### [WHAT YOU WILL DO]
Would you transcribe all of the data exactly, down to the last character?

## START PROVIDED RECORDS

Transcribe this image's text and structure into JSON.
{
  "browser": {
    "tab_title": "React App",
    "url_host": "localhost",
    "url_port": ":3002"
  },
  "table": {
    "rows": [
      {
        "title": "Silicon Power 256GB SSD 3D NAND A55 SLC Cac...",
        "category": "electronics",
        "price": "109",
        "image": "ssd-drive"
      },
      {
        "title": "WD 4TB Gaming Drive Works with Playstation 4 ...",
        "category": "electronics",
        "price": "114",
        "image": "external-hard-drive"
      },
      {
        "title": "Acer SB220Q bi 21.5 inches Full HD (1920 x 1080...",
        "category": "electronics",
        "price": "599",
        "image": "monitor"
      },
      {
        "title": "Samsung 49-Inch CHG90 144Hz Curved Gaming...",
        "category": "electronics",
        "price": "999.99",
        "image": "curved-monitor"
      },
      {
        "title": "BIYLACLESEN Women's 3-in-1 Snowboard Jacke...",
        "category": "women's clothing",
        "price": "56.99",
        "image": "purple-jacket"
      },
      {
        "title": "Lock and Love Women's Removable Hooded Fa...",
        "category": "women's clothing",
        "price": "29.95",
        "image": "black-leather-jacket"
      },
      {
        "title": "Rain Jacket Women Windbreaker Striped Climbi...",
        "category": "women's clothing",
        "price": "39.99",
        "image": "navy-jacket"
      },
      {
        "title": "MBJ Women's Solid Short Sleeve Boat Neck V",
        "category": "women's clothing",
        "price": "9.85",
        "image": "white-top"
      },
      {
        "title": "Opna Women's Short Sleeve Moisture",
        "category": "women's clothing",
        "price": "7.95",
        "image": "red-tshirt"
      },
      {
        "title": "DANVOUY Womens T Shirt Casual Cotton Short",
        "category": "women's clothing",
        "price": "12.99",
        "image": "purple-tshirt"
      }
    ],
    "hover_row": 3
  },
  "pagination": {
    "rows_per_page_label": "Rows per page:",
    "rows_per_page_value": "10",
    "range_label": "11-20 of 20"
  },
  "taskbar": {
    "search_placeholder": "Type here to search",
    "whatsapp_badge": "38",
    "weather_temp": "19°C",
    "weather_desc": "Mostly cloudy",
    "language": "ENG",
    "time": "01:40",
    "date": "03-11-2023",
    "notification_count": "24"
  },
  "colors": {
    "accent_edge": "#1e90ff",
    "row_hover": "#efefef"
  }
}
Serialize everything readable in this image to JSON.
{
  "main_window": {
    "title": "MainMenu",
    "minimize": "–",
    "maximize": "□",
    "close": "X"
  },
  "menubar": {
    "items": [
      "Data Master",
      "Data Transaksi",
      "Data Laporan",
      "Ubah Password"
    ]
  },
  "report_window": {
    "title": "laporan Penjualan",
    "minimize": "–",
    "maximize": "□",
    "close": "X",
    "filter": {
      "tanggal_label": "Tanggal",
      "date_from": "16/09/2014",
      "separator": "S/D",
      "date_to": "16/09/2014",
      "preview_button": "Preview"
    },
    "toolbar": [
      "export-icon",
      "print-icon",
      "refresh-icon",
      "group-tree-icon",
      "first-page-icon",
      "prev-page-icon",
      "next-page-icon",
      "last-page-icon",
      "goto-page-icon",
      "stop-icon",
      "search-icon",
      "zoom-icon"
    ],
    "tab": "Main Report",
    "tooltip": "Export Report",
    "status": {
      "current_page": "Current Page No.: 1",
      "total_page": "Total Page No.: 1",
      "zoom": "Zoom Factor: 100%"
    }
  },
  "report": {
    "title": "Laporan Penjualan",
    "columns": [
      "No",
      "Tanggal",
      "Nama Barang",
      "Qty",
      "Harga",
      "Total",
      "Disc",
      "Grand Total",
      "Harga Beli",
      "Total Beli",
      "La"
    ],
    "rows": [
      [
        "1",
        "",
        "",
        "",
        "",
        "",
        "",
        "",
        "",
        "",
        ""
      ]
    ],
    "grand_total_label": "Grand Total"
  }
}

## END PROVIDED RECORDS

### [EXPECTED ANSWER]
Transcribe this image's text and structure into JSON.
{
  "browser": {
    "tab_title": "React App",
    "url_host": "localhost",
    "url_port": ":3002"
  },
  "table": {
    "rows": [
      {
        "title": "Silicon Power 256GB SSD 3D NAND A55 SLC Cac...",
        "category": "electronics",
        "price": "109",
        "image": "ssd-drive"
      },
      {
        "title": "WD 4TB Gaming Drive Works with Playstation 4 ...",
        "category": "electronics",
        "price": "114",
        "image": "external-hard-drive"
      },
      {
        "title": "Acer SB220Q bi 21.5 inches Full HD (1920 x 1080...",
        "category": "electronics",
        "price": "599",
        "image": "monitor"
      },
      {
        "title": "Samsung 49-Inch CHG90 144Hz Curved Gaming...",
        "category": "electronics",
        "price": "999.99",
        "image": "curved-monitor"
      },
      {
        "title": "BIYLACLESEN Women's 3-in-1 Snowboard Jacke...",
        "category": "women's clothing",
        "price": "56.99",
        "image": "purple-jacket"
      },
      {
        "title": "Lock and Love Women's Removable Hooded Fa...",
        "category": "women's clothing",
        "price": "29.95",
        "image": "black-leather-jacket"
      },
      {
        "title": "Rain Jacket Women Windbreaker Striped Climbi...",
        "category": "women's clothing",
        "price": "39.99",
        "image": "navy-jacket"
      },
      {
        "title": "MBJ Women's Solid Short Sleeve Boat Neck V",
        "category": "women's clothing",
        "price": "9.85",
        "image": "white-top"
      },
      {
        "title": "Opna Women's Short Sleeve Moisture",
        "category": "women's clothing",
        "price": "7.95",
        "image": "red-tshirt"
      },
      {
        "title": "DANVOUY Womens T Shirt Casual Cotton Short",
        "category": "women's clothing",
        "price": "12.99",
        "image": "purple-tshirt"
      }
    ],
    "hover_row": 3
  },
  "pagination": {
    "rows_per_page_label": "Rows per page:",
    "rows_per_page_value": "10",
    "range_label": "11-20 of 20"
  },
  "taskbar": {
    "search_placeholder": "Type here to search",
    "whatsapp_badge": "38",
    "weather_temp": "19°C",
    "weather_desc": "Mostly cloudy",
    "language": "ENG",
    "time": "01:40",
    "date": "03-11-2023",
    "notification_count": "24"
  },
  "colors": {
    "accent_edge": "#1e90ff",
    "row_hover": "#efefef"
  }
}
Serialize everything readable in this image to JSON.
{
  "main_window": {
    "title": "MainMenu",
    "minimize": "–",
    "maximize": "□",
    "close": "X"
  },
  "menubar": {
    "items": [
      "Data Master",
      "Data Transaksi",
      "Data Laporan",
      "Ubah Password"
    ]
  },
  "report_window": {
    "title": "laporan Penjualan",
    "minimize": "–",
    "maximize": "□",
    "close": "X",
    "filter": {
      "tanggal_label": "Tanggal",
      "date_from": "16/09/2014",
      "separator": "S/D",
      "date_to": "16/09/2014",
      "preview_button": "Preview"
    },
    "toolbar": [
      "export-icon",
      "print-icon",
      "refresh-icon",
      "group-tree-icon",
      "first-page-icon",
      "prev-page-icon",
      "next-page-icon",
      "last-page-icon",
      "goto-page-icon",
      "stop-icon",
      "search-icon",
      "zoom-icon"
    ],
    "tab": "Main Report",
    "tooltip": "Export Report",
    "status": {
      "current_page": "Current Page No.: 1",
      "total_page": "Total Page No.: 1",
      "zoom": "Zoom Factor: 100%"
    }
  },
  "report": {
    "title": "Laporan Penjualan",
    "columns": [
      "No",
      "Tanggal",
      "Nama Barang",
      "Qty",
      "Harga",
      "Total",
      "Disc",
      "Grand Total",
      "Harga Beli",
      "Total Beli",
      "La"
    ],
    "rows": [
      [
        "1",
        "",
        "",
        "",
        "",
        "",
        "",
        "",
        "",
        "",
        ""
      ]
    ],
    "grand_total_label": "Grand Total"
  }
}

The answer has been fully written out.